_GIVEN REQUEST_
Scan the data for "home" and copy the lines it appears in.

(Extracted records)
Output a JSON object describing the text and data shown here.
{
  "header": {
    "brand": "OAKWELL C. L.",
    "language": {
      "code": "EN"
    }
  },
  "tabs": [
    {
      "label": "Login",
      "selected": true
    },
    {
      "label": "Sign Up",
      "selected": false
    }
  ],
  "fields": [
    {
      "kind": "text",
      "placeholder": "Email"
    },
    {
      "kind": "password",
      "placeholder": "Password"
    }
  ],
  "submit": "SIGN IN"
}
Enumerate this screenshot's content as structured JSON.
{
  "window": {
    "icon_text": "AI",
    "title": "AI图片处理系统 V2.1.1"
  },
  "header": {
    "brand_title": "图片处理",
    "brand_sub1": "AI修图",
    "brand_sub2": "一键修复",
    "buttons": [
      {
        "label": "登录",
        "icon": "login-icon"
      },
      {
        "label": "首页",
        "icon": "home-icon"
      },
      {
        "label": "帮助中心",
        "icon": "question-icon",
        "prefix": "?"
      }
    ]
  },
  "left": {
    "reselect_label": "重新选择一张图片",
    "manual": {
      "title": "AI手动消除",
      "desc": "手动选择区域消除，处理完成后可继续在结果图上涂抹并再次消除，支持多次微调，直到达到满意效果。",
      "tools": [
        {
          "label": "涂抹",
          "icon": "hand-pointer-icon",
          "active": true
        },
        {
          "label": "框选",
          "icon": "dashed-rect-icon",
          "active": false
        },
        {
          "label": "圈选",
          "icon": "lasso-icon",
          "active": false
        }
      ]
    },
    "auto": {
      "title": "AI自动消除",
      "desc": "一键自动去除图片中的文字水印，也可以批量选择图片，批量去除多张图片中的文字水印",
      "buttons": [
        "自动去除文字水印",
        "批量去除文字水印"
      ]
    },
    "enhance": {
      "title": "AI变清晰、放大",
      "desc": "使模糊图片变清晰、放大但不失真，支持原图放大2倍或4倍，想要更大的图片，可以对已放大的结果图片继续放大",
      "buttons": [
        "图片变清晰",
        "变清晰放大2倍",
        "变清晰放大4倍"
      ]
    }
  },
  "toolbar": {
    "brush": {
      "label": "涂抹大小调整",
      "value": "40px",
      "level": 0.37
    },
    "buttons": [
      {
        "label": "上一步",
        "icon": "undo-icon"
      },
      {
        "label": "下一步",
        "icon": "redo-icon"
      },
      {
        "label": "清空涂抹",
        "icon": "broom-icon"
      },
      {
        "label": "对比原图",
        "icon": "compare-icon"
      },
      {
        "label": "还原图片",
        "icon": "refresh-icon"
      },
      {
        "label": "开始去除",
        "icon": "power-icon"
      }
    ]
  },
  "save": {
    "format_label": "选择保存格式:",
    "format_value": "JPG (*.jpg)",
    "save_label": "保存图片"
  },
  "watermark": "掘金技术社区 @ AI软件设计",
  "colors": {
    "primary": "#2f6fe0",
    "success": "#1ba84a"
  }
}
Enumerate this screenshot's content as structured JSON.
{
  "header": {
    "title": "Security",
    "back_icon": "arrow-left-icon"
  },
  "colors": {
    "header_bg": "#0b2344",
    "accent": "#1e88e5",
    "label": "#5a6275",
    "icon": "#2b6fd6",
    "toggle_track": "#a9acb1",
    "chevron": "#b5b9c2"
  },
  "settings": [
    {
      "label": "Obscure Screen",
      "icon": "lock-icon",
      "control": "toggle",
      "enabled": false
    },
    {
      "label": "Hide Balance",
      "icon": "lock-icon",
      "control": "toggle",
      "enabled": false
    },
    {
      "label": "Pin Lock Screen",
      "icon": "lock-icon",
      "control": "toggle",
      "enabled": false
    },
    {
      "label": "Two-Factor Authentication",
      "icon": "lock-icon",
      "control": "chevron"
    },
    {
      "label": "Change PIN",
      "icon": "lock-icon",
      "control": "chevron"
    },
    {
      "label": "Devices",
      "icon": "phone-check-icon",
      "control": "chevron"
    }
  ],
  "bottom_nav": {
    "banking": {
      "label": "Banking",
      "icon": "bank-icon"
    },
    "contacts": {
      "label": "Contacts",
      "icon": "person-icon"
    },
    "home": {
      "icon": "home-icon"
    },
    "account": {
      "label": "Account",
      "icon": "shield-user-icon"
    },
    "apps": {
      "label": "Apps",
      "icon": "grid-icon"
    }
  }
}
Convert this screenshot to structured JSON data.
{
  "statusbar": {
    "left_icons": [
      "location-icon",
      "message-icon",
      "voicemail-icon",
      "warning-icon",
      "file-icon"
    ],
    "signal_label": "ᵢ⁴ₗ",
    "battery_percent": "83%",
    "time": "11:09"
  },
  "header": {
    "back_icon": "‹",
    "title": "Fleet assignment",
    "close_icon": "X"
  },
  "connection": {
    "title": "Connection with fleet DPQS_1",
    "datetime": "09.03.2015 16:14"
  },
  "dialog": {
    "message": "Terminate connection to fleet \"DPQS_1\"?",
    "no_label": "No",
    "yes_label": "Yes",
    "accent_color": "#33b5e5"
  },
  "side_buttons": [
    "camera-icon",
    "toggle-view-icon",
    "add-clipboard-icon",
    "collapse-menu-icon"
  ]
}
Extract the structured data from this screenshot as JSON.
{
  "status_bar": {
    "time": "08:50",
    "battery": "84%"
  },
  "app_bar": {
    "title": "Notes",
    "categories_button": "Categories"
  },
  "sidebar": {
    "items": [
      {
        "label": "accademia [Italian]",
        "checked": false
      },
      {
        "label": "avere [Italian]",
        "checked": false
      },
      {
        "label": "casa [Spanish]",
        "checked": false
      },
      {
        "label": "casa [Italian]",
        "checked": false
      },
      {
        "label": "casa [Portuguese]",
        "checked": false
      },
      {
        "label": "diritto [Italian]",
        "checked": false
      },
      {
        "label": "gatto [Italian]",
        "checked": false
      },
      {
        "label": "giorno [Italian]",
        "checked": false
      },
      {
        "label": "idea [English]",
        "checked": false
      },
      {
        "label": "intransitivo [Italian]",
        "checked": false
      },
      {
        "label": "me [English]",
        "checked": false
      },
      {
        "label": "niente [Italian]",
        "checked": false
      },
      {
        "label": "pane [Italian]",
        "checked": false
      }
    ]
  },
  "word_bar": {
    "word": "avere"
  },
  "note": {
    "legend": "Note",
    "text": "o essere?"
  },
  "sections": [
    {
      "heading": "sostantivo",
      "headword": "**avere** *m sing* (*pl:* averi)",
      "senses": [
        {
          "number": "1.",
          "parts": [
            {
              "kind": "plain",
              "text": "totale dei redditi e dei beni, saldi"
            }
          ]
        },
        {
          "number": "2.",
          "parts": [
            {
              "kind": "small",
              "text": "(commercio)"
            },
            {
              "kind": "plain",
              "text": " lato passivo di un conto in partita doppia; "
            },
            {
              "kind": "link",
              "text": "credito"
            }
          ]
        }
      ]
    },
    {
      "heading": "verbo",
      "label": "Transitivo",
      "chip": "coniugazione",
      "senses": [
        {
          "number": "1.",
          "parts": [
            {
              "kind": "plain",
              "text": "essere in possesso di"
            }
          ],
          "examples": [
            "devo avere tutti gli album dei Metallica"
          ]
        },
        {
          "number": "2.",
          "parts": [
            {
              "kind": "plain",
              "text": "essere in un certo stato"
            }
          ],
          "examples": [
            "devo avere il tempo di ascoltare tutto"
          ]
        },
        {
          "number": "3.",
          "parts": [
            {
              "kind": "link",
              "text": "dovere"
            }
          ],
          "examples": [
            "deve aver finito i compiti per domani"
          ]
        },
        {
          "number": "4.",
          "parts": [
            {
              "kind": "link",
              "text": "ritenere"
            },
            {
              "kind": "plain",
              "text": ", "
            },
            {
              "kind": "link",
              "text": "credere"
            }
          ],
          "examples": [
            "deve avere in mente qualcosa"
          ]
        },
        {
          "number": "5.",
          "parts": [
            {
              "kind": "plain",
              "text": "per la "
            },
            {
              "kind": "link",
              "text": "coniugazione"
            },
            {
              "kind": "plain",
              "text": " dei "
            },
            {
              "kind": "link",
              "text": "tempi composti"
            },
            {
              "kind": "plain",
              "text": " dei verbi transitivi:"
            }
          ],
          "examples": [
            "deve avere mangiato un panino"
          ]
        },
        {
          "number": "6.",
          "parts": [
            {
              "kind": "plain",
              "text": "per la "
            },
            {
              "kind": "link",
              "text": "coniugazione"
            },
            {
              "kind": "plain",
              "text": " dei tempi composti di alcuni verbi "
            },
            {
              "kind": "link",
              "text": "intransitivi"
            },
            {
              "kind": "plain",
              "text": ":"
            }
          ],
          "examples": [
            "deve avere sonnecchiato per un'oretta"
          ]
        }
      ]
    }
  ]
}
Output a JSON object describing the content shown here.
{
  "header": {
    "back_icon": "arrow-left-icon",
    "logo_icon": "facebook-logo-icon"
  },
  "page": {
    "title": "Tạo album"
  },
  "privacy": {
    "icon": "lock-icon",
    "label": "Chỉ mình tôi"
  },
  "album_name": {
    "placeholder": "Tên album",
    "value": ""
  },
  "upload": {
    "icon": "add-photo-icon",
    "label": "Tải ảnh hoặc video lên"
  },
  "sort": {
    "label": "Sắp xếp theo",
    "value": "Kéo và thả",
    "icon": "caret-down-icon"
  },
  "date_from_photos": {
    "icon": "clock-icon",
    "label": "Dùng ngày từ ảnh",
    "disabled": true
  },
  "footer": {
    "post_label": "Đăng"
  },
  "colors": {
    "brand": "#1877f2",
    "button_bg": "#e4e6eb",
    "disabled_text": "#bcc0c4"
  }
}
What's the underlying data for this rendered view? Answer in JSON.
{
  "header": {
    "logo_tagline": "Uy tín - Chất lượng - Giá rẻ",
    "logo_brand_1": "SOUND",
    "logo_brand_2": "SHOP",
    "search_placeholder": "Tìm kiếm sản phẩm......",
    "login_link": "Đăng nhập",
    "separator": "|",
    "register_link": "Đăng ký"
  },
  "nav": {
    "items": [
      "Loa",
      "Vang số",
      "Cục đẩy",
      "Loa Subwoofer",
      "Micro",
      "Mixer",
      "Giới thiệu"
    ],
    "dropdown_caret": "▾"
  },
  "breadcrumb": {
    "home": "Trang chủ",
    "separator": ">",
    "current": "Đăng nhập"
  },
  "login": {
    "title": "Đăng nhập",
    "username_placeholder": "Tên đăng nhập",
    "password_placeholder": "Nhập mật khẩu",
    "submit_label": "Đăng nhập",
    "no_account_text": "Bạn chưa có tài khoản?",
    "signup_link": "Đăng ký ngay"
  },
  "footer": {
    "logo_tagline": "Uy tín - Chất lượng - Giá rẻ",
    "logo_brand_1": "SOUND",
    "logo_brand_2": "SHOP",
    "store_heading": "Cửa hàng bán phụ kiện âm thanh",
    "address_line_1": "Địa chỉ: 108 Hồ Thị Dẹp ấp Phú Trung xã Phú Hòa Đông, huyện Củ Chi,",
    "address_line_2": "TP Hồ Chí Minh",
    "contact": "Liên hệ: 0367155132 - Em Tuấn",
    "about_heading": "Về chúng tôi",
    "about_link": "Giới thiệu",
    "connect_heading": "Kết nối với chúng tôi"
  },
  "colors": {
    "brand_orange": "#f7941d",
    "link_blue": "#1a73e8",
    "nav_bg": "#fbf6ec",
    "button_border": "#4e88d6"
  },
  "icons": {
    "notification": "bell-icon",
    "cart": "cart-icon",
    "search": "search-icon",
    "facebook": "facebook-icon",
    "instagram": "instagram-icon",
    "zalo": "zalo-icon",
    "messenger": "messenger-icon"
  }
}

_ANSWER TO THIS EXERCISE_
        "icon": "home-icon"
    "home": {
      "icon": "home-icon"
    "home": "Trang chủ",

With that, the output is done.